# How to time align multiple subs with mini dsp



## mikesp1 (Oct 30, 2012)

I am wondering if someone can help me with procedure of time alignment of Four subs with minidsp and multichannel amp without audisey?

Two subs are in middle of frontwall and another two on middle of backwall.

Thanks!


----------



## RBTO (Jan 27, 2010)

mikesp1 said:


> I am wondering if someone can help me with procedure of time alignment of Four subs with minidsp and multichannel amp without audisey?
> 
> Two subs are in middle of frontwall and another two on middle of backwall.
> 
> Thanks!


I not sure if I should even be asking this since I'm not a speaker expert, by why are you worrying about time aligning subs? Even at the highest frequencies they typically handle, the wavelength is over 10 feet so time alignment would seem to accomplish little. I understand the need for time alignment in regular multi-speaker arrays since they handle higher frequencies with relatively short wavelengths, but subs tend to add together to create a space filling pressure wave with little or no directivity which would benefit from time alignment.

In any case, it would be a matter of setting one speaker as a reference, use something like an 80 Hz sinewave, and time shifting (delaying) the other feeds (one-at-a-time) by an amount that yields the highest sound pressure at the desired listening position (measured with a mic). I assume you are familiar enough with a DSP to program the delays.

Maybe I'm misunderstanding the question and you want to time align them with the main non-sub speakers??


----------



## jtalden (Mar 12, 2009)

mikesp1,

If they are time aligned then the direct signals will be maximally supportive of each other at all freq's. If they are mistimed by 90 deg at the XO freq the reinforcement will not be as strong there. [-6 dB compared to the lower freq's.] 

Because of room modes there will be peaks and valleys at your LP. It's possible that there will be a smoother response at the LP with the timing unaligned.

#### Stated task 1
Reproduce the passage of the subwoofer time alignment thread from "I not sure if" to "from time alignment.".
#### Stated task 2
In the subwoofer time alignment thread, what kind of test signal is suggested for setting the delays?
#### Stated task 3
Carry on the subwoofer time alignment thread from its last sentence.

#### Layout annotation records
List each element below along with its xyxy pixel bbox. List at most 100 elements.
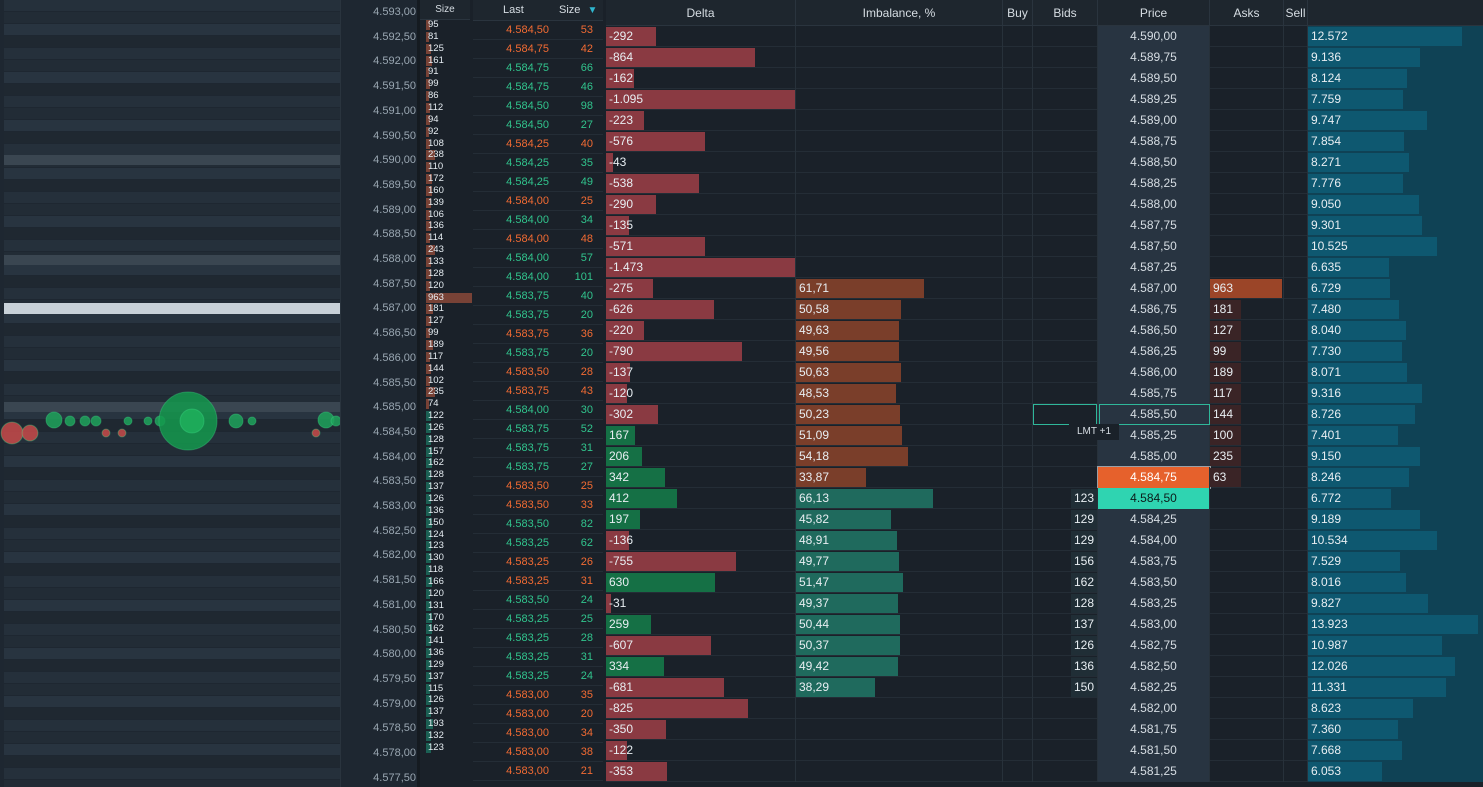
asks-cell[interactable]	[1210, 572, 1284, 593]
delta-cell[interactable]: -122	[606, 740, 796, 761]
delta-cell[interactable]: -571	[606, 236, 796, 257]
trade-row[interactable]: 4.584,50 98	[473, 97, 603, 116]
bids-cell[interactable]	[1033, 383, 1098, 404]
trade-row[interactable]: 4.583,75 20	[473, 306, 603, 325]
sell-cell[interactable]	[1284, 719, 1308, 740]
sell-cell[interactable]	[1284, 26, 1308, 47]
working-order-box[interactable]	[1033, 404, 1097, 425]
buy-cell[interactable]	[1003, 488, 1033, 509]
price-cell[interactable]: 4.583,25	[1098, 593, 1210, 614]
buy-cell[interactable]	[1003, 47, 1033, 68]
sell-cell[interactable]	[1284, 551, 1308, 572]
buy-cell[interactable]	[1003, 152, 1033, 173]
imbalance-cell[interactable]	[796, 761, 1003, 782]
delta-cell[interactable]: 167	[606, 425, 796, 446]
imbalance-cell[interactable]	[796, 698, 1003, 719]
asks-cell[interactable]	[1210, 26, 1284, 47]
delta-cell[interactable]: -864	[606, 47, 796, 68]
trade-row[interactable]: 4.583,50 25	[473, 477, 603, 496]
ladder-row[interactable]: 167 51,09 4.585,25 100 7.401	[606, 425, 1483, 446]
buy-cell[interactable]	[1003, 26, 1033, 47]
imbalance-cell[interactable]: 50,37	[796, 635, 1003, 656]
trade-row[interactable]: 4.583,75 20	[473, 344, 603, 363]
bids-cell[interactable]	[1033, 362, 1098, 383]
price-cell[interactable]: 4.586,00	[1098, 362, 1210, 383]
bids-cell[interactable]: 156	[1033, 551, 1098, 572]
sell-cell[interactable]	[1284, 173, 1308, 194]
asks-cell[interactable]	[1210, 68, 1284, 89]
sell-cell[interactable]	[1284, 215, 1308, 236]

#### Expected output 1
I not sure if I should even be asking this since I'm not a speaker expert, by why are you worrying about time aligning subs? Even at the highest frequencies they typically handle, the wavelength is over 10 feet so time alignment would seem to accomplish little. I understand the need for time alignment in regular multi-speaker arrays since they handle higher frequencies with relatively short wavelengths, but subs tend to add together to create a space filling pressure wave with little or no directivity which would benefit from time alignment.

#### Expected output 2
A sine wave at about 80 Hz.

#### Expected output 3
I would say that there is no requirement to time align the SWs as the primary objective is to provide a smooth enough SPL response to allow EQ without undo filter boosts and cuts.

I would suggest you start with the timing aligned and then deviate from that to smooth the response if needed.

Just measure the distance to the LP for both the further pair and the closer pair. Leave 0 ms delay on the further pair and add one ms delay to the closer SW pair for every 345 mm difference in distance. 

You can adjust from that initial setting as needed to smooth the response. I wouldn't expect it to be beneficial in most cases for a change greater than about 4 ms.


----------



## mikesp1 (Oct 30, 2012)

RBTO said:


> I not sure if I should even be asking this since I'm not a speaker expert, by why are you worrying about time aligning subs? Even at the highest frequencies they typically handle, the wavelength is over 10 feet so time alignment would seem to accomplish little. I understand the need for time alignment in regular multi-speaker arrays since they handle higher frequencies with relatively short wavelengths, but subs tend to add together to create a space filling pressure wave with little or no directivity which would benefit from time alignment.
> 
> In any case, it would be a matter of setting one speaker as a reference, use something like an 80 Hz sinewave, and time shifting (delaying) the other feeds (one-at-a-time) by an amount that yields the highest sound pressure at the desired listening position (measured with a mic). I assume you are familiar enough with a DSP to program the delays.
> 
> Maybe I'm misunderstanding the question and you want to time align them with the main non-sub speakers??


You are correct i want to time align THE front and back subs to THE front speakers because of a dip AT THE crossover frequency 70Hz.


----------



## BruceA (Feb 13, 2008)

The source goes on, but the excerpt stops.